## WHAT YOU WILL DO
Below are the records; collect from them each line containing the string "this".

## DATA PROVIDED
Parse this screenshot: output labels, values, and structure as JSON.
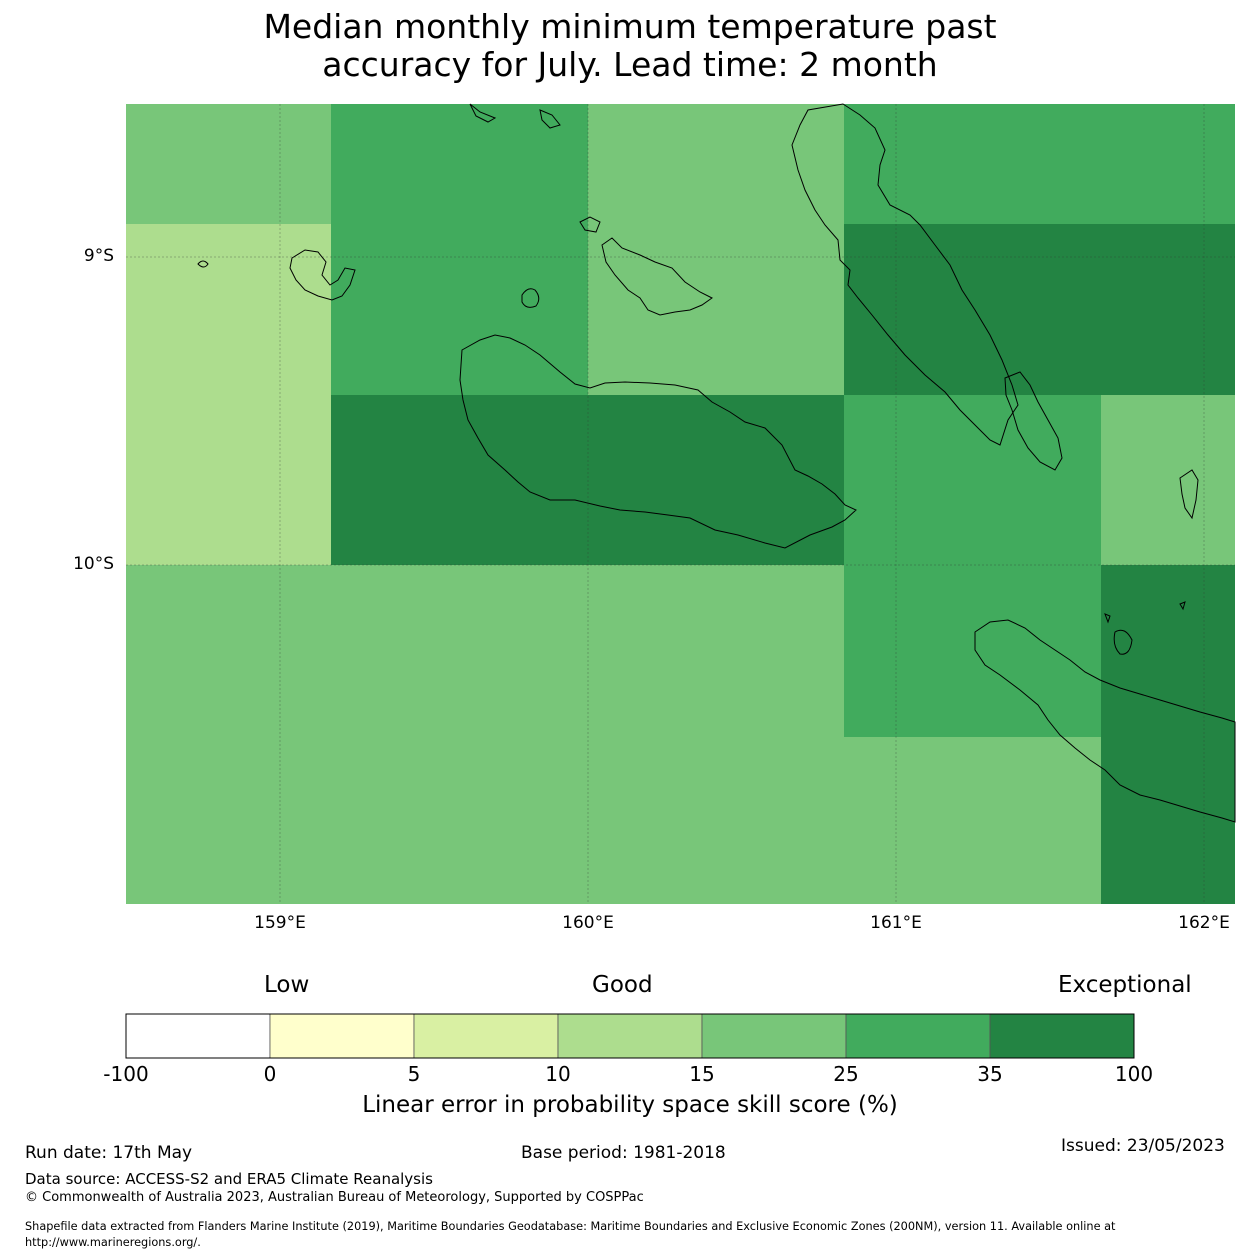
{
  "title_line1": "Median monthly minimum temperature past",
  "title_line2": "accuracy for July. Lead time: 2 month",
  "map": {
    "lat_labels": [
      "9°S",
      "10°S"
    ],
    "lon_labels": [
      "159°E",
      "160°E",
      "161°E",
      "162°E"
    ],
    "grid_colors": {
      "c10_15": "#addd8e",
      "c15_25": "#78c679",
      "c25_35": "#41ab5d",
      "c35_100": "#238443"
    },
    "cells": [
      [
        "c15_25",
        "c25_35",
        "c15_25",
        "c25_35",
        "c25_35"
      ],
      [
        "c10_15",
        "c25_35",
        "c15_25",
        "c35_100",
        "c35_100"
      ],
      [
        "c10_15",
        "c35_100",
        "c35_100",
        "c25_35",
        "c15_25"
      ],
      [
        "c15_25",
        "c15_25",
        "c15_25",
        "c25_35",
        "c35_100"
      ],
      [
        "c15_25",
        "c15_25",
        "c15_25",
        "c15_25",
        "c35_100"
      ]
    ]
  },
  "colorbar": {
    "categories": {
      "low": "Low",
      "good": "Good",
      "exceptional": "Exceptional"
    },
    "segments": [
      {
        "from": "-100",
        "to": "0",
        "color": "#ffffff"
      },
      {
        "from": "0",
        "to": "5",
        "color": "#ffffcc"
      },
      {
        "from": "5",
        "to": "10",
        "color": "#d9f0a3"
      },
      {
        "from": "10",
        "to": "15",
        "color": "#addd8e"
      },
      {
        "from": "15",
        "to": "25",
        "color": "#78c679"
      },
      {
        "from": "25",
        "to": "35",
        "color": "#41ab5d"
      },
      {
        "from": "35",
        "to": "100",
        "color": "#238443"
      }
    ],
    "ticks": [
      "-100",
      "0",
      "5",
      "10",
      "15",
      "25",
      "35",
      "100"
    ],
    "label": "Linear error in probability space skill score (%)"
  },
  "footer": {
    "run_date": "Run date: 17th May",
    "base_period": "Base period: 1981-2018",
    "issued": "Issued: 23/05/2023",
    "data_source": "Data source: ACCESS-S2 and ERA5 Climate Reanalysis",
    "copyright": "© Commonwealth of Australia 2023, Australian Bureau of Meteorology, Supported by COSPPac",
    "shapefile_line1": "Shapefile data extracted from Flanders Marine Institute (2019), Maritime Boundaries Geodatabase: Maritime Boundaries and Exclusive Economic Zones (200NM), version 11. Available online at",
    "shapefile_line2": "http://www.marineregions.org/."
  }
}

--

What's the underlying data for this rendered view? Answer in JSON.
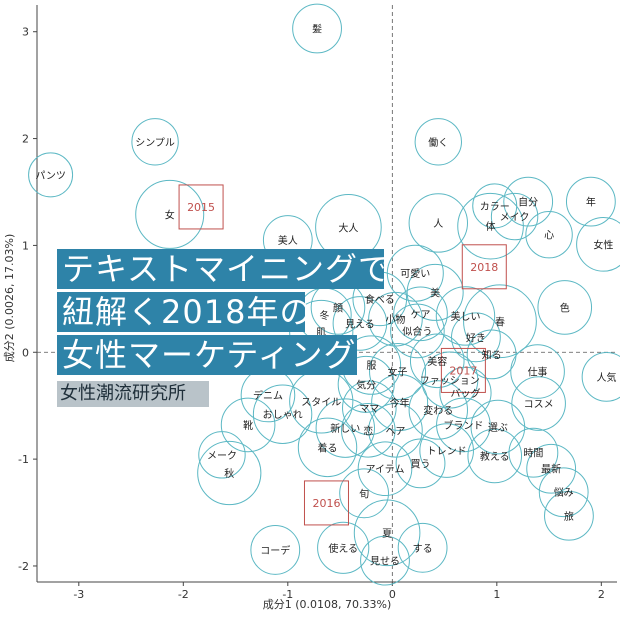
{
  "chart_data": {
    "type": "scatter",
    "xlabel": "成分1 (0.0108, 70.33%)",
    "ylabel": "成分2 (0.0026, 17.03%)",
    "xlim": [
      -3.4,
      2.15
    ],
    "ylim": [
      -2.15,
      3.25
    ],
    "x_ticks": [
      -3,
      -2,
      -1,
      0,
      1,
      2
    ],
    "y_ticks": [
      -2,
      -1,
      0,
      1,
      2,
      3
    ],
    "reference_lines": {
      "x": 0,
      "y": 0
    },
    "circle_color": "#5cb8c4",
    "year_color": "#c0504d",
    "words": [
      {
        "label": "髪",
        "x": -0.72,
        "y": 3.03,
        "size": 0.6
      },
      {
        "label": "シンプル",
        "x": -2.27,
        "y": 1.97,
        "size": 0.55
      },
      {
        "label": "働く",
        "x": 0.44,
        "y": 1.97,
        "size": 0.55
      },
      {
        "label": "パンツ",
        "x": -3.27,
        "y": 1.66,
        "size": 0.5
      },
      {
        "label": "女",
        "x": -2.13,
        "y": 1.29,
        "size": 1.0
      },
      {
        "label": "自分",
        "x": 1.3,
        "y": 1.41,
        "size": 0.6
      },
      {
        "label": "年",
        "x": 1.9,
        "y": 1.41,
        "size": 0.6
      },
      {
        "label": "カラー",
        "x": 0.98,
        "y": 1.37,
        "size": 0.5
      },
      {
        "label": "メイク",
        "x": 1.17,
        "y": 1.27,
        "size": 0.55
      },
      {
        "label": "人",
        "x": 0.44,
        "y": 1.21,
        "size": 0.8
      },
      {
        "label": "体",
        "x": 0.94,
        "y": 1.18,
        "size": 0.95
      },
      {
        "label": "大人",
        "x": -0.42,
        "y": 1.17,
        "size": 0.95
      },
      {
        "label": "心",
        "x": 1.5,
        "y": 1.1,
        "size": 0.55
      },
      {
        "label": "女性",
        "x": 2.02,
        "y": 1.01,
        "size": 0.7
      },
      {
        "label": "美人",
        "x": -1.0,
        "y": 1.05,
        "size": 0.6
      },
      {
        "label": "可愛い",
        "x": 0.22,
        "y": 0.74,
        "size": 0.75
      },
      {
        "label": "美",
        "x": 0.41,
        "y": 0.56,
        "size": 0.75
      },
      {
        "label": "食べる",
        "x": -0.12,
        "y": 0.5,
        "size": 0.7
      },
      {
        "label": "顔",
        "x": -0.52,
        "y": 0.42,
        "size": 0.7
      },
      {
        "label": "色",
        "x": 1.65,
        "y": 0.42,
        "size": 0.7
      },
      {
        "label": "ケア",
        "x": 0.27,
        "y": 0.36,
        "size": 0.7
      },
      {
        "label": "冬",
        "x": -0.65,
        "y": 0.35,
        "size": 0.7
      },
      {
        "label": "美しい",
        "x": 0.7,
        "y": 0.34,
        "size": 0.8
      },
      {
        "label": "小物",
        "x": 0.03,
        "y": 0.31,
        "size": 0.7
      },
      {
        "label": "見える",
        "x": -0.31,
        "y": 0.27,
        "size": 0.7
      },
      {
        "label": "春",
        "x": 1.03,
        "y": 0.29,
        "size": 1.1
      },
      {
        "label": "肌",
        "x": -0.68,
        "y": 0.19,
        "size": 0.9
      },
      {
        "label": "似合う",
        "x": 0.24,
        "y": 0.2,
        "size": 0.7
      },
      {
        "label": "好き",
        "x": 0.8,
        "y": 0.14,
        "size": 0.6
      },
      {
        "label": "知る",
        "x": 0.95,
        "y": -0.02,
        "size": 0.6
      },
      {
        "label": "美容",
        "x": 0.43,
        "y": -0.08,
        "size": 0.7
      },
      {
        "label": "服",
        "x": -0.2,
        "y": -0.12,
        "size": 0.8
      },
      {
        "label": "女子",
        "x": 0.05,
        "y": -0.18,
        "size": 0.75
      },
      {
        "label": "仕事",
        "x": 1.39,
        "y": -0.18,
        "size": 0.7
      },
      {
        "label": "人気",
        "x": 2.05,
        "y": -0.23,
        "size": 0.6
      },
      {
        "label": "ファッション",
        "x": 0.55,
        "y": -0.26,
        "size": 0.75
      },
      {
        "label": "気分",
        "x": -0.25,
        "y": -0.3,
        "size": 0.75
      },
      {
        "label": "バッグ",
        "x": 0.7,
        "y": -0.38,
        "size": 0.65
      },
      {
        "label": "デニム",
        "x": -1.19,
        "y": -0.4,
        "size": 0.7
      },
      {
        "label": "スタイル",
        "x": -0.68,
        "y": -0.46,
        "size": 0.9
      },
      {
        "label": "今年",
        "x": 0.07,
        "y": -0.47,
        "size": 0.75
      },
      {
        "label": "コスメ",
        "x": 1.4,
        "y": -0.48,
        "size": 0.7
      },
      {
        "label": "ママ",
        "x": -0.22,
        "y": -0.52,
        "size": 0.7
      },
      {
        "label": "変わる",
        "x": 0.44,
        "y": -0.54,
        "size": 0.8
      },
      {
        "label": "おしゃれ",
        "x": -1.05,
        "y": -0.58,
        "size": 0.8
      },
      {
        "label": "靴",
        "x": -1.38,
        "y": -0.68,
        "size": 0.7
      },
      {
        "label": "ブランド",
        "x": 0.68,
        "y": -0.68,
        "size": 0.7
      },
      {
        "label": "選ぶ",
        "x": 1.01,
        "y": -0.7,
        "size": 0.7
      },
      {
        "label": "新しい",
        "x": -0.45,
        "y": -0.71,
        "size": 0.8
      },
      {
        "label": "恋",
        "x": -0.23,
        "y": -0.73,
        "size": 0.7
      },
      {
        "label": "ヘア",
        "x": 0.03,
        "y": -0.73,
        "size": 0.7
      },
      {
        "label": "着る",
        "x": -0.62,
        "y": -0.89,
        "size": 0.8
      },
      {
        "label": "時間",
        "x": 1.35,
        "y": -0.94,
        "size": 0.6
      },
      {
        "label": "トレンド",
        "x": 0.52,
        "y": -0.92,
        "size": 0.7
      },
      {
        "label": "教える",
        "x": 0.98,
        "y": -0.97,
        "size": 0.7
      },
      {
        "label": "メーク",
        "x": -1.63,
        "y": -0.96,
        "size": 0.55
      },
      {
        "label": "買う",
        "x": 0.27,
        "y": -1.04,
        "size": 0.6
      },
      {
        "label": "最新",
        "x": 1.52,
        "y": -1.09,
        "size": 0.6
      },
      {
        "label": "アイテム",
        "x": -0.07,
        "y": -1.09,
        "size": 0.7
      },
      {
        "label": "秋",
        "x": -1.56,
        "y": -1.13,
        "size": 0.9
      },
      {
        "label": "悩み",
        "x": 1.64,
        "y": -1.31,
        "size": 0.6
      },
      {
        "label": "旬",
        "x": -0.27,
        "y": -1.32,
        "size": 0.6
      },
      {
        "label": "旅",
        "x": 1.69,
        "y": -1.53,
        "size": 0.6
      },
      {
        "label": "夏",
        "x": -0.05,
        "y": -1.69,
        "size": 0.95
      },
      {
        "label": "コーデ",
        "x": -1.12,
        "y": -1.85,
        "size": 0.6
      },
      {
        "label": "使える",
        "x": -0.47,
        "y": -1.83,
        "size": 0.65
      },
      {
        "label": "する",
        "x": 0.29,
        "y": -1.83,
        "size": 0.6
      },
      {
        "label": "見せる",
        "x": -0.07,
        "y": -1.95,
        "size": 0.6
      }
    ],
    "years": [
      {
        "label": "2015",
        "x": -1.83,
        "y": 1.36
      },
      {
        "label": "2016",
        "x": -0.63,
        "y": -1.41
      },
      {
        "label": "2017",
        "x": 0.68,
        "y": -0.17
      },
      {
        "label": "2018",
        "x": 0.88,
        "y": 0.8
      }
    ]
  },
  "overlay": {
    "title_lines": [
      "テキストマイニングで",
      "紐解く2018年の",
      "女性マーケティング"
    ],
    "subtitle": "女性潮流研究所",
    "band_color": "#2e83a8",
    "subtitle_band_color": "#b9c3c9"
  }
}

## WRITTEN ANSWER
Parse this screenshot: output labels, values, and structure as JSON.
What's the underlying data for this rendered view? Answer in JSON.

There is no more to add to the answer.